Problem to solve => Repeat every entry exactly. Do not include the pictures.

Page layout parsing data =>
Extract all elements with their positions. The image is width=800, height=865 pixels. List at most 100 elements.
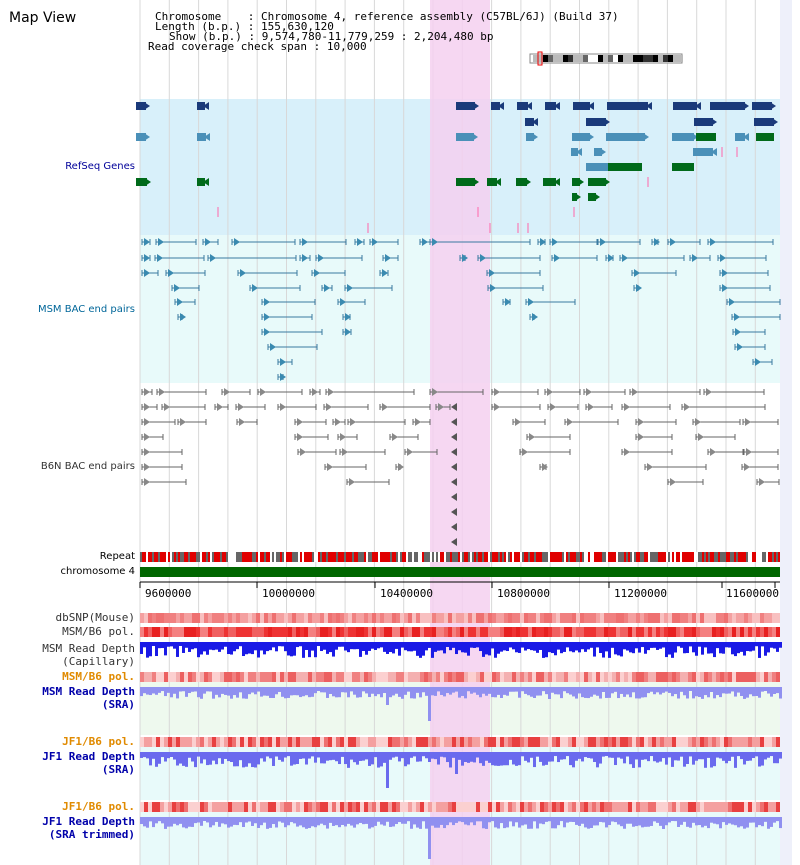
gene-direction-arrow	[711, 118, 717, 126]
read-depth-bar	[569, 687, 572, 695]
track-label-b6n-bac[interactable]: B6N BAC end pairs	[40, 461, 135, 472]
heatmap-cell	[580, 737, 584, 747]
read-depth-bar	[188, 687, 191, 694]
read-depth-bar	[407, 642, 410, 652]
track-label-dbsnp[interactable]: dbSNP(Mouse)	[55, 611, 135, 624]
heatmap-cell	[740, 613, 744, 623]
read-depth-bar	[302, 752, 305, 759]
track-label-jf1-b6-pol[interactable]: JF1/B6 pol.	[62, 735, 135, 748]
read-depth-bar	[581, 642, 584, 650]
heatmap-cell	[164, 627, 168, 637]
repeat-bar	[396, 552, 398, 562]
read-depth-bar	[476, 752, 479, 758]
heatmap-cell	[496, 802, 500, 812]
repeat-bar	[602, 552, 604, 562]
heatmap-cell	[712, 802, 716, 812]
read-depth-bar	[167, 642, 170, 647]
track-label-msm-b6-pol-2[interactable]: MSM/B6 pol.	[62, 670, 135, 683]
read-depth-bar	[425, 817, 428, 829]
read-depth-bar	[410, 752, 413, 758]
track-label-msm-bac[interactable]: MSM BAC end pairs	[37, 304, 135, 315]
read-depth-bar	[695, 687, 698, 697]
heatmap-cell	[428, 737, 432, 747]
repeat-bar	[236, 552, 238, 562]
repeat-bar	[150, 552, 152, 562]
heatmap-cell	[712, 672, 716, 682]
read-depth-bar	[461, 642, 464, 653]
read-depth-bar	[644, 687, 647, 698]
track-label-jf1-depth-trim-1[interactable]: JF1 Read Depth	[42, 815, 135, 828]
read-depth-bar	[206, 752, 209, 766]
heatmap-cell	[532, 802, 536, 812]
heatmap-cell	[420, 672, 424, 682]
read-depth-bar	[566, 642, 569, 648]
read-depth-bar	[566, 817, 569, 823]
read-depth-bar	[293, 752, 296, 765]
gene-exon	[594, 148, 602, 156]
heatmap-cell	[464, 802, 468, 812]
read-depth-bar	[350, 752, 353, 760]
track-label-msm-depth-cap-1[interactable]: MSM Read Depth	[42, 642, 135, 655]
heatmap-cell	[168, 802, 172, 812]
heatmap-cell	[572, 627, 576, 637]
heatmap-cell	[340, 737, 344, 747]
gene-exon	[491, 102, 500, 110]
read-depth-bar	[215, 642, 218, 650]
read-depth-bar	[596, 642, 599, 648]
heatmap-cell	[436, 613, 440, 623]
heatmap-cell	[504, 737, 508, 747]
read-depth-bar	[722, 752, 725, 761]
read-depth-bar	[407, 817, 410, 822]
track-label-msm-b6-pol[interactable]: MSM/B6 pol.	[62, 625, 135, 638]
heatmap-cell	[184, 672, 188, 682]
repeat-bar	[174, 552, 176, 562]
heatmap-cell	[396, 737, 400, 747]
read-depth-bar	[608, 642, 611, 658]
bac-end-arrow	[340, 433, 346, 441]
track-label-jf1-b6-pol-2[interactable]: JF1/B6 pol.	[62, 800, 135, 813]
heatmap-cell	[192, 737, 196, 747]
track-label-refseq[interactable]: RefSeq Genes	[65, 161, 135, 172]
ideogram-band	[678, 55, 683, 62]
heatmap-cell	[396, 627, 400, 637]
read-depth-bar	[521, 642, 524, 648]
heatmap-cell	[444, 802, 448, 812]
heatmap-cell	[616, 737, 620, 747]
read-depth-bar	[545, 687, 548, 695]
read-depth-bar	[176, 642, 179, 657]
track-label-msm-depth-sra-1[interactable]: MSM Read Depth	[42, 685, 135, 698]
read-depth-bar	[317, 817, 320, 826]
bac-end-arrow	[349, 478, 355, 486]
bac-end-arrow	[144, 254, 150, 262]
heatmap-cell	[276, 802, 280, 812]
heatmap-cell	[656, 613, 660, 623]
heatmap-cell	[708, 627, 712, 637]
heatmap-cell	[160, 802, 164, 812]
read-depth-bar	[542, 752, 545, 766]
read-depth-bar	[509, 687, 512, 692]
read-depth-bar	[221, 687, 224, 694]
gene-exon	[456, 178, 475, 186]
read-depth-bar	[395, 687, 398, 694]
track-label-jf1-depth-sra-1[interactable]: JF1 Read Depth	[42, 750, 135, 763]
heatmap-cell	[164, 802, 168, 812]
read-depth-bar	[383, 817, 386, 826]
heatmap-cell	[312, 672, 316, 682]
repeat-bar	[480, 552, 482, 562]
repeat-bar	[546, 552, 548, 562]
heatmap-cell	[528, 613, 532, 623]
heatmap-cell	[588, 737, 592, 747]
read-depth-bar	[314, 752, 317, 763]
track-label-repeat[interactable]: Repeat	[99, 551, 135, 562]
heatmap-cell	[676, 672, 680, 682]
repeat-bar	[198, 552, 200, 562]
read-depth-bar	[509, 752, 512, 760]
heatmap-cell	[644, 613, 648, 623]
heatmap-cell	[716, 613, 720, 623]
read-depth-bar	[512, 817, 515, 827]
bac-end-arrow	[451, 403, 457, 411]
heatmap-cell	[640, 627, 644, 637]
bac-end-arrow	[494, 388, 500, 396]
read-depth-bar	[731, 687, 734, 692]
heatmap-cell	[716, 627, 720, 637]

The answer =>
Extract all elements with their positions. The image is width=800, height=865 pixels. List at most 100 elements.
gene-direction-arrow	[711, 118, 717, 126]
read-depth-bar	[569, 687, 572, 695]
track-label-b6n-bac[interactable]: B6N BAC end pairs	[40, 461, 135, 472]
heatmap-cell	[580, 737, 584, 747]
read-depth-bar	[188, 687, 191, 694]
read-depth-bar	[407, 642, 410, 652]
track-label-dbsnp[interactable]: dbSNP(Mouse)	[55, 611, 135, 624]
heatmap-cell	[740, 613, 744, 623]
read-depth-bar	[302, 752, 305, 759]
track-label-jf1-b6-pol[interactable]: JF1/B6 pol.	[62, 735, 135, 748]
read-depth-bar	[581, 642, 584, 650]
heatmap-cell	[164, 627, 168, 637]
repeat-bar	[396, 552, 398, 562]
read-depth-bar	[476, 752, 479, 758]
heatmap-cell	[496, 802, 500, 812]
repeat-bar	[602, 552, 604, 562]
heatmap-cell	[712, 802, 716, 812]
read-depth-bar	[167, 642, 170, 647]
track-label-msm-b6-pol-2[interactable]: MSM/B6 pol.	[62, 670, 135, 683]
read-depth-bar	[425, 817, 428, 829]
read-depth-bar	[410, 752, 413, 758]
track-label-msm-bac[interactable]: MSM BAC end pairs	[37, 304, 135, 315]
read-depth-bar	[695, 687, 698, 697]
heatmap-cell	[428, 737, 432, 747]
repeat-bar	[236, 552, 238, 562]
repeat-bar	[150, 552, 152, 562]
heatmap-cell	[712, 672, 716, 682]
read-depth-bar	[461, 642, 464, 653]
read-depth-bar	[644, 687, 647, 698]
track-label-jf1-depth-trim-1[interactable]: JF1 Read Depth	[42, 815, 135, 828]
read-depth-bar	[206, 752, 209, 766]
heatmap-cell	[532, 802, 536, 812]
heatmap-cell	[420, 672, 424, 682]
read-depth-bar	[566, 642, 569, 648]
read-depth-bar	[566, 817, 569, 823]
read-depth-bar	[293, 752, 296, 765]
gene-exon	[594, 148, 602, 156]
heatmap-cell	[464, 802, 468, 812]
read-depth-bar	[350, 752, 353, 760]
track-label-msm-depth-cap-1[interactable]: MSM Read Depth	[42, 642, 135, 655]
heatmap-cell	[168, 802, 172, 812]
heatmap-cell	[572, 627, 576, 637]
heatmap-cell	[340, 737, 344, 747]
gene-exon	[491, 102, 500, 110]
read-depth-bar	[215, 642, 218, 650]
read-depth-bar	[596, 642, 599, 648]
heatmap-cell	[436, 613, 440, 623]
heatmap-cell	[504, 737, 508, 747]
read-depth-bar	[722, 752, 725, 761]
read-depth-bar	[407, 817, 410, 822]
track-label-msm-b6-pol[interactable]: MSM/B6 pol.	[62, 625, 135, 638]
heatmap-cell	[184, 672, 188, 682]
repeat-bar	[174, 552, 176, 562]
heatmap-cell	[396, 737, 400, 747]
read-depth-bar	[608, 642, 611, 658]
bac-end-arrow	[340, 433, 346, 441]
track-label-jf1-b6-pol-2[interactable]: JF1/B6 pol.	[62, 800, 135, 813]
heatmap-cell	[192, 737, 196, 747]
track-label-refseq[interactable]: RefSeq Genes	[65, 161, 135, 172]
ideogram-band	[678, 55, 683, 62]
heatmap-cell	[396, 627, 400, 637]
read-depth-bar	[521, 642, 524, 648]
heatmap-cell	[444, 802, 448, 812]
heatmap-cell	[616, 737, 620, 747]
read-depth-bar	[545, 687, 548, 695]
read-depth-bar	[176, 642, 179, 657]
track-label-msm-depth-sra-1[interactable]: MSM Read Depth	[42, 685, 135, 698]
read-depth-bar	[317, 817, 320, 826]
bac-end-arrow	[349, 478, 355, 486]
bac-end-arrow	[144, 254, 150, 262]
heatmap-cell	[276, 802, 280, 812]
heatmap-cell	[656, 613, 660, 623]
heatmap-cell	[708, 627, 712, 637]
heatmap-cell	[160, 802, 164, 812]
read-depth-bar	[542, 752, 545, 766]
read-depth-bar	[509, 687, 512, 692]
read-depth-bar	[221, 687, 224, 694]
gene-exon	[456, 178, 475, 186]
read-depth-bar	[395, 687, 398, 694]
track-label-jf1-depth-sra-1[interactable]: JF1 Read Depth	[42, 750, 135, 763]
heatmap-cell	[164, 802, 168, 812]
read-depth-bar	[383, 817, 386, 826]
heatmap-cell	[312, 672, 316, 682]
repeat-bar	[480, 552, 482, 562]
repeat-bar	[546, 552, 548, 562]
heatmap-cell	[528, 613, 532, 623]
heatmap-cell	[588, 737, 592, 747]
read-depth-bar	[314, 752, 317, 763]
track-label-repeat[interactable]: Repeat	[99, 551, 135, 562]
heatmap-cell	[676, 672, 680, 682]
repeat-bar	[198, 552, 200, 562]
read-depth-bar	[509, 752, 512, 760]
heatmap-cell	[644, 613, 648, 623]
heatmap-cell	[716, 613, 720, 623]
read-depth-bar	[512, 817, 515, 827]
bac-end-arrow	[451, 403, 457, 411]
heatmap-cell	[640, 627, 644, 637]
bac-end-arrow	[494, 388, 500, 396]
read-depth-bar	[731, 687, 734, 692]
heatmap-cell	[716, 627, 720, 637]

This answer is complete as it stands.